* MATERIAL SUPPLIED *

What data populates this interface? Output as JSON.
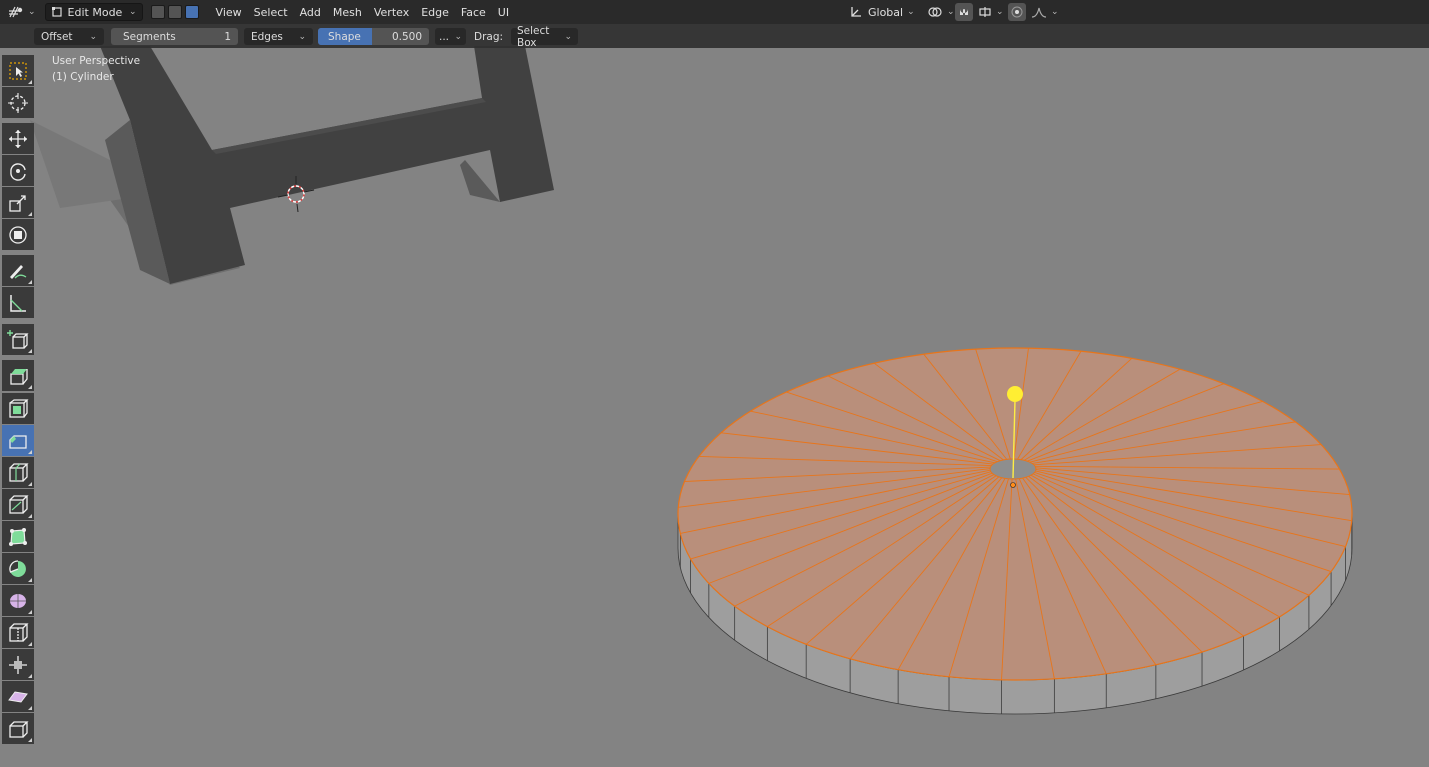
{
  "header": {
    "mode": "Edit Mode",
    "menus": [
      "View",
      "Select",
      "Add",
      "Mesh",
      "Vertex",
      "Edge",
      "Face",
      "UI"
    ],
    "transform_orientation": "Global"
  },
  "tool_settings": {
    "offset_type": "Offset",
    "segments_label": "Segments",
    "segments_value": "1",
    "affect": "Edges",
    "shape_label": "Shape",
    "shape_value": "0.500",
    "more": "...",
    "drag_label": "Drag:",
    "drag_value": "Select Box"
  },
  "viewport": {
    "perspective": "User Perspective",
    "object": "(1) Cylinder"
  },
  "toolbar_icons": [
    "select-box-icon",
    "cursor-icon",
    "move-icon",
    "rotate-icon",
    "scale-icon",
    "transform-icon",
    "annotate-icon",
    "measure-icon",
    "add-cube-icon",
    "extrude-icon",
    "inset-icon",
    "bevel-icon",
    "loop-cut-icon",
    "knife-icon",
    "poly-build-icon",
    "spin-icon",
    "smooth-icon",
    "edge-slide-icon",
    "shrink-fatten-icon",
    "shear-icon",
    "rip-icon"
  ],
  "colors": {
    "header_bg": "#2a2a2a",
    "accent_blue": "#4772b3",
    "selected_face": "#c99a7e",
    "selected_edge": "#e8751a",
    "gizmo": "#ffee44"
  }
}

* SET EXERCISE *
All of the data above should be quoted exactly, except for the pictures.

* CORRECT RESPONSE *
What data populates this interface? Output as JSON.
{
  "header": {
    "mode": "Edit Mode",
    "menus": [
      "View",
      "Select",
      "Add",
      "Mesh",
      "Vertex",
      "Edge",
      "Face",
      "UI"
    ],
    "transform_orientation": "Global"
  },
  "tool_settings": {
    "offset_type": "Offset",
    "segments_label": "Segments",
    "segments_value": "1",
    "affect": "Edges",
    "shape_label": "Shape",
    "shape_value": "0.500",
    "more": "...",
    "drag_label": "Drag:",
    "drag_value": "Select Box"
  },
  "viewport": {
    "perspective": "User Perspective",
    "object": "(1) Cylinder"
  },
  "toolbar_icons": [
    "select-box-icon",
    "cursor-icon",
    "move-icon",
    "rotate-icon",
    "scale-icon",
    "transform-icon",
    "annotate-icon",
    "measure-icon",
    "add-cube-icon",
    "extrude-icon",
    "inset-icon",
    "bevel-icon",
    "loop-cut-icon",
    "knife-icon",
    "poly-build-icon",
    "spin-icon",
    "smooth-icon",
    "edge-slide-icon",
    "shrink-fatten-icon",
    "shear-icon",
    "rip-icon"
  ],
  "colors": {
    "header_bg": "#2a2a2a",
    "accent_blue": "#4772b3",
    "selected_face": "#c99a7e",
    "selected_edge": "#e8751a",
    "gizmo": "#ffee44"
  }
}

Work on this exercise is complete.